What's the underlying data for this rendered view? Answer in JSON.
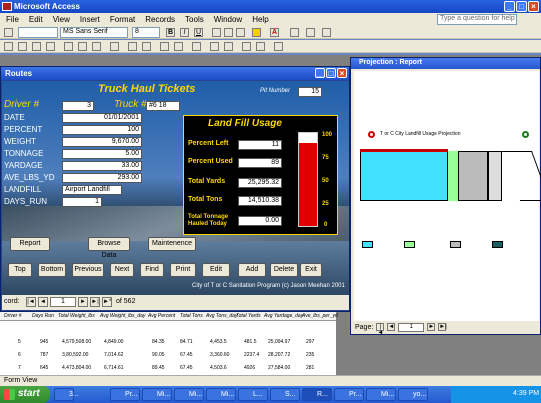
{
  "app": {
    "title": "Microsoft Access",
    "help_placeholder": "Type a question for help"
  },
  "menu": [
    "File",
    "Edit",
    "View",
    "Insert",
    "Format",
    "Records",
    "Tools",
    "Window",
    "Help"
  ],
  "toolbar": {
    "font_name": "MS Sans Serif",
    "font_size": "8"
  },
  "report_window": {
    "title": "Projection : Report",
    "heading": "T or C City Landfill Usage Projection",
    "page_label": "Page:",
    "page_num": "1"
  },
  "form_window": {
    "title": "Routes",
    "heading": "Truck Haul Tickets",
    "pit_number_label": "Pit Number",
    "pit_number": "15",
    "driver_label": "Driver #",
    "driver_value": "3",
    "truck_label": "Truck #",
    "truck_value": "#6 18",
    "fields": [
      {
        "label": "DATE",
        "value": "01/01/2001"
      },
      {
        "label": "PERCENT",
        "value": "100"
      },
      {
        "label": "WEIGHT",
        "value": "9,670.00"
      },
      {
        "label": "TONNAGE",
        "value": "5.00"
      },
      {
        "label": "YARDAGE",
        "value": "33.00"
      },
      {
        "label": "AVE_LBS_YD",
        "value": "293.00"
      },
      {
        "label": "LANDFILL",
        "value": "Airport Landfill"
      },
      {
        "label": "DAYS_RUN",
        "value": "1"
      }
    ],
    "panel": {
      "title": "Land Fill Usage",
      "rows": [
        {
          "label": "Percent Left",
          "value": "11"
        },
        {
          "label": "Percent Used",
          "value": "89"
        },
        {
          "label": "Total Yards",
          "value": "25,295.32"
        },
        {
          "label": "Total Tons",
          "value": "14,510.38"
        },
        {
          "label": "Total Tonnage Hauled Today",
          "value": "0.00"
        }
      ],
      "gauge_ticks": [
        "100",
        "75",
        "50",
        "25",
        "0"
      ],
      "fill_fraction": 0.89
    },
    "side_buttons": [
      "Report",
      "Browse Data",
      "Maintenence"
    ],
    "nav_buttons": [
      "Top",
      "Bottom",
      "Previous",
      "Next",
      "Find",
      "Print",
      "Edit",
      "Add",
      "Delete",
      "Exit"
    ],
    "credit": "City of T or C Sanitation Program (c) Jason Meehan 2001",
    "record_label": "cord:",
    "record_num": "1",
    "record_total": "of 562"
  },
  "grid": {
    "headers": [
      "Driver #",
      "Days Run",
      "Total Weight_lbs",
      "Avg Weight_lbs_day",
      "Avg Percent",
      "Total Tons",
      "Avg Tons_day",
      "Total Yards",
      "Avg Yardage_day",
      "Ave_lbs_per_yd"
    ],
    "rows": [
      [
        "5",
        "945",
        "4,579,508.00",
        "4,849.00",
        "84.35",
        "84.71",
        "4,453.5",
        "481.5",
        "25,094.97",
        "297"
      ],
      [
        "6",
        "787",
        "3,80,592.00",
        "7,014.62",
        "90.05",
        "67.45",
        "3,360.60",
        "2237.4",
        "28,207.72",
        "235"
      ],
      [
        "7",
        "645",
        "4,473,804.00",
        "6,714.61",
        "89.45",
        "67.45",
        "4,503.6",
        "4926",
        "27,584.00",
        "281"
      ]
    ]
  },
  "status": "Form View",
  "taskbar": {
    "start": "start",
    "tasks": [
      "3...",
      "Pr...",
      "Mi...",
      "Mi...",
      "Mi...",
      "L...",
      "S...",
      "R...",
      "Pr...",
      "Mi...",
      "yo..."
    ],
    "time": "4:39 PM"
  },
  "colors": {
    "title_blue": "#1d4bc6",
    "gauge_red": "#e00000",
    "panel_yellow": "#ffd700"
  }
}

**The request:** Working from the material above, transcribe it exactly while omitting pictures.

**Exercise answer:**
What's the underlying data for this rendered view? Answer in JSON.
{
  "app": {
    "title": "Microsoft Access",
    "help_placeholder": "Type a question for help"
  },
  "menu": [
    "File",
    "Edit",
    "View",
    "Insert",
    "Format",
    "Records",
    "Tools",
    "Window",
    "Help"
  ],
  "toolbar": {
    "font_name": "MS Sans Serif",
    "font_size": "8"
  },
  "report_window": {
    "title": "Projection : Report",
    "heading": "T or C City Landfill Usage Projection",
    "page_label": "Page:",
    "page_num": "1"
  },
  "form_window": {
    "title": "Routes",
    "heading": "Truck Haul Tickets",
    "pit_number_label": "Pit Number",
    "pit_number": "15",
    "driver_label": "Driver #",
    "driver_value": "3",
    "truck_label": "Truck #",
    "truck_value": "#6 18",
    "fields": [
      {
        "label": "DATE",
        "value": "01/01/2001"
      },
      {
        "label": "PERCENT",
        "value": "100"
      },
      {
        "label": "WEIGHT",
        "value": "9,670.00"
      },
      {
        "label": "TONNAGE",
        "value": "5.00"
      },
      {
        "label": "YARDAGE",
        "value": "33.00"
      },
      {
        "label": "AVE_LBS_YD",
        "value": "293.00"
      },
      {
        "label": "LANDFILL",
        "value": "Airport Landfill"
      },
      {
        "label": "DAYS_RUN",
        "value": "1"
      }
    ],
    "panel": {
      "title": "Land Fill Usage",
      "rows": [
        {
          "label": "Percent Left",
          "value": "11"
        },
        {
          "label": "Percent Used",
          "value": "89"
        },
        {
          "label": "Total Yards",
          "value": "25,295.32"
        },
        {
          "label": "Total Tons",
          "value": "14,510.38"
        },
        {
          "label": "Total Tonnage Hauled Today",
          "value": "0.00"
        }
      ],
      "gauge_ticks": [
        "100",
        "75",
        "50",
        "25",
        "0"
      ],
      "fill_fraction": 0.89
    },
    "side_buttons": [
      "Report",
      "Browse Data",
      "Maintenence"
    ],
    "nav_buttons": [
      "Top",
      "Bottom",
      "Previous",
      "Next",
      "Find",
      "Print",
      "Edit",
      "Add",
      "Delete",
      "Exit"
    ],
    "credit": "City of T or C Sanitation Program (c) Jason Meehan 2001",
    "record_label": "cord:",
    "record_num": "1",
    "record_total": "of 562"
  },
  "grid": {
    "headers": [
      "Driver #",
      "Days Run",
      "Total Weight_lbs",
      "Avg Weight_lbs_day",
      "Avg Percent",
      "Total Tons",
      "Avg Tons_day",
      "Total Yards",
      "Avg Yardage_day",
      "Ave_lbs_per_yd"
    ],
    "rows": [
      [
        "5",
        "945",
        "4,579,508.00",
        "4,849.00",
        "84.35",
        "84.71",
        "4,453.5",
        "481.5",
        "25,094.97",
        "297"
      ],
      [
        "6",
        "787",
        "3,80,592.00",
        "7,014.62",
        "90.05",
        "67.45",
        "3,360.60",
        "2237.4",
        "28,207.72",
        "235"
      ],
      [
        "7",
        "645",
        "4,473,804.00",
        "6,714.61",
        "89.45",
        "67.45",
        "4,503.6",
        "4926",
        "27,584.00",
        "281"
      ]
    ]
  },
  "status": "Form View",
  "taskbar": {
    "start": "start",
    "tasks": [
      "3...",
      "Pr...",
      "Mi...",
      "Mi...",
      "Mi...",
      "L...",
      "S...",
      "R...",
      "Pr...",
      "Mi...",
      "yo..."
    ],
    "time": "4:39 PM"
  },
  "colors": {
    "title_blue": "#1d4bc6",
    "gauge_red": "#e00000",
    "panel_yellow": "#ffd700"
  }
}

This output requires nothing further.